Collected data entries
○ ○ ○
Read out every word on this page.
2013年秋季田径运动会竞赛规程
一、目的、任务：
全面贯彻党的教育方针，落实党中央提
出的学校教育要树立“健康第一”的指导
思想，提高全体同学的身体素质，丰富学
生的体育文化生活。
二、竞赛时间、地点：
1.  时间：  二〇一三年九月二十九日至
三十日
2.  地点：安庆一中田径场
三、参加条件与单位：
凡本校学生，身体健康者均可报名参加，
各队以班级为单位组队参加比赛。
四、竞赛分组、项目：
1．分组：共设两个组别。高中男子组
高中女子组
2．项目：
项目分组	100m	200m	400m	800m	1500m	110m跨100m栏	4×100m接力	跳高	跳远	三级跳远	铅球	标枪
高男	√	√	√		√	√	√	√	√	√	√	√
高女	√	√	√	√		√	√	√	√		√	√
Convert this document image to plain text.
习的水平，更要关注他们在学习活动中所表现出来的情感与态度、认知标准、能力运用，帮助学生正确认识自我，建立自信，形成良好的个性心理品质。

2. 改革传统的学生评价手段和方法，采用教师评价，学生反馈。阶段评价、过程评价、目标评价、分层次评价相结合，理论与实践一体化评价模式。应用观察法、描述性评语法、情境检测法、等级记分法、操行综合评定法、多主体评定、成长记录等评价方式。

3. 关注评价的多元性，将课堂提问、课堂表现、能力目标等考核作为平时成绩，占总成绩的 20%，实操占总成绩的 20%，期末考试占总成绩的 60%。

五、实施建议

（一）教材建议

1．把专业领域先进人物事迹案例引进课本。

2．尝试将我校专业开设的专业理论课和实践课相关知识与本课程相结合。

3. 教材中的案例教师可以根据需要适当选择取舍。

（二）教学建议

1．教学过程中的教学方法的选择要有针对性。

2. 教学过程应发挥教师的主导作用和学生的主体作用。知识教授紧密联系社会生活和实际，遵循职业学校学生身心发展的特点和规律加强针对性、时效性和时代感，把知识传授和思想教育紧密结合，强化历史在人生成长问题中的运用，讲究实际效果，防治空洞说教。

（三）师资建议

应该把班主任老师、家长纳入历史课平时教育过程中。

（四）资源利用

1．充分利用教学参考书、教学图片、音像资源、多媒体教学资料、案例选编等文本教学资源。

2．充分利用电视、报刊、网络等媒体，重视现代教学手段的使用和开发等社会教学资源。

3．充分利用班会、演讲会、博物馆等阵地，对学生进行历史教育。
○ ○ ○
STATED TASK
In the listing, find each line with the string "this" and copy it.

EXERCISE SOLUTION
Read out every word on this page.
Convert this document image to plain text.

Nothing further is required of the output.